* WHAT YOU WILL DO: Each entry that follows is to be retyped exactly. Pictures do not belong in the copy.

* AVAILABLE DATA:
◇ ◇ ◇ ◇ ◇
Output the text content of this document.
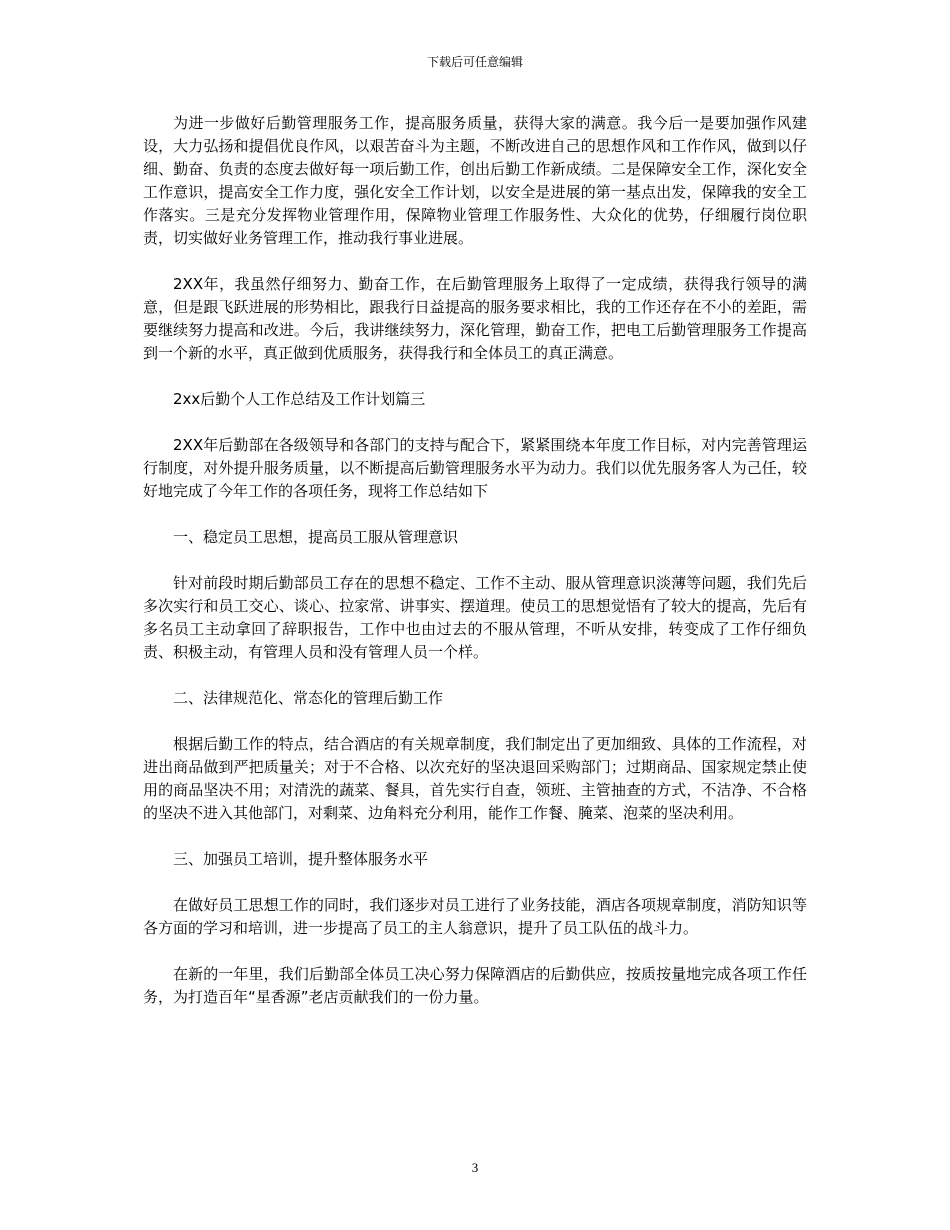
下载后可任意编辑

为进一步做好后勤管理服务工作，提高服务质量，获得大家的满意。我今后一是要加强作风建设，大力弘扬和提倡优良作风，以艰苦奋斗为主题，不断改进自己的思想作风和工作作风，做到以仔细、勤奋、负责的态度去做好每一项后勤工作，创出后勤工作新成绩。二是保障安全工作，深化安全工作意识，提高安全工作力度，强化安全工作计划，以安全是进展的第一基点出发，保障我的安全工作落实。三是充分发挥物业管理作用，保障物业管理工作服务性、大众化的优势，仔细履行岗位职责，切实做好业务管理工作，推动我行事业进展。

2XX年，我虽然仔细努力、勤奋工作，在后勤管理服务上取得了一定成绩，获得我行领导的满意，但是跟飞跃进展的形势相比，跟我行日益提高的服务要求相比，我的工作还存在不小的差距，需要继续努力提高和改进。今后，我讲继续努力，深化管理，勤奋工作，把电工后勤管理服务工作提高到一个新的水平，真正做到优质服务，获得我行和全体员工的真正满意。

2xx后勤个人工作总结及工作计划篇三

2XX年后勤部在各级领导和各部门的支持与配合下，紧紧围绕本年度工作目标，对内完善管理运行制度，对外提升服务质量，以不断提高后勤管理服务水平为动力。我们以优先服务客人为己任，较好地完成了今年工作的各项任务，现将工作总结如下

一、稳定员工思想，提高员工服从管理意识

针对前段时期后勤部员工存在的思想不稳定、工作不主动、服从管理意识淡薄等问题，我们先后多次实行和员工交心、谈心、拉家常、讲事实、摆道理。使员工的思想觉悟有了较大的提高，先后有多名员工主动拿回了辞职报告，工作中也由过去的不服从管理，不听从安排，转变成了工作仔细负责、积极主动，有管理人员和没有管理人员一个样。

二、法律规范化、常态化的管理后勤工作

根据后勤工作的特点，结合酒店的有关规章制度，我们制定出了更加细致、具体的工作流程，对进出商品做到严把质量关；对于不合格、以次充好的坚决退回采购部门；过期商品、国家规定禁止使用的商品坚决不用；对清洗的蔬菜、餐具，首先实行自查，领班、主管抽查的方式，不洁净、不合格的坚决不进入其他部门，对剩菜、边角料充分利用，能作工作餐、腌菜、泡菜的坚决利用。

三、加强员工培训，提升整体服务水平

在做好员工思想工作的同时，我们逐步对员工进行了业务技能，酒店各项规章制度，消防知识等各方面的学习和培训，进一步提高了员工的主人翁意识，提升了员工队伍的战斗力。

在新的一年里，我们后勤部全体员工决心努力保障酒店的后勤供应，按质按量地完成各项工作任务，为打造百年“星香源”老店贡献我们的一份力量。

3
◇ ◇ ◇ ◇ ◇
* REPLY TO THE EXERCISE:
Output the text content of this document.
下载后可任意编辑

为进一步做好后勤管理服务工作，提高服务质量，获得大家的满意。我今后一是要加强作风建设，大力弘扬和提倡优良作风，以艰苦奋斗为主题，不断改进自己的思想作风和工作作风，做到以仔细、勤奋、负责的态度去做好每一项后勤工作，创出后勤工作新成绩。二是保障安全工作，深化安全工作意识，提高安全工作力度，强化安全工作计划，以安全是进展的第一基点出发，保障我的安全工作落实。三是充分发挥物业管理作用，保障物业管理工作服务性、大众化的优势，仔细履行岗位职责，切实做好业务管理工作，推动我行事业进展。

2XX年，我虽然仔细努力、勤奋工作，在后勤管理服务上取得了一定成绩，获得我行领导的满意，但是跟飞跃进展的形势相比，跟我行日益提高的服务要求相比，我的工作还存在不小的差距，需要继续努力提高和改进。今后，我讲继续努力，深化管理，勤奋工作，把电工后勤管理服务工作提高到一个新的水平，真正做到优质服务，获得我行和全体员工的真正满意。

2xx后勤个人工作总结及工作计划篇三

2XX年后勤部在各级领导和各部门的支持与配合下，紧紧围绕本年度工作目标，对内完善管理运行制度，对外提升服务质量，以不断提高后勤管理服务水平为动力。我们以优先服务客人为己任，较好地完成了今年工作的各项任务，现将工作总结如下

一、稳定员工思想，提高员工服从管理意识

针对前段时期后勤部员工存在的思想不稳定、工作不主动、服从管理意识淡薄等问题，我们先后多次实行和员工交心、谈心、拉家常、讲事实、摆道理。使员工的思想觉悟有了较大的提高，先后有多名员工主动拿回了辞职报告，工作中也由过去的不服从管理，不听从安排，转变成了工作仔细负责、积极主动，有管理人员和没有管理人员一个样。

二、法律规范化、常态化的管理后勤工作

根据后勤工作的特点，结合酒店的有关规章制度，我们制定出了更加细致、具体的工作流程，对进出商品做到严把质量关；对于不合格、以次充好的坚决退回采购部门；过期商品、国家规定禁止使用的商品坚决不用；对清洗的蔬菜、餐具，首先实行自查，领班、主管抽查的方式，不洁净、不合格的坚决不进入其他部门，对剩菜、边角料充分利用，能作工作餐、腌菜、泡菜的坚决利用。

三、加强员工培训，提升整体服务水平

在做好员工思想工作的同时，我们逐步对员工进行了业务技能，酒店各项规章制度，消防知识等各方面的学习和培训，进一步提高了员工的主人翁意识，提升了员工队伍的战斗力。

在新的一年里，我们后勤部全体员工决心努力保障酒店的后勤供应，按质按量地完成各项工作任务，为打造百年“星香源”老店贡献我们的一份力量。

3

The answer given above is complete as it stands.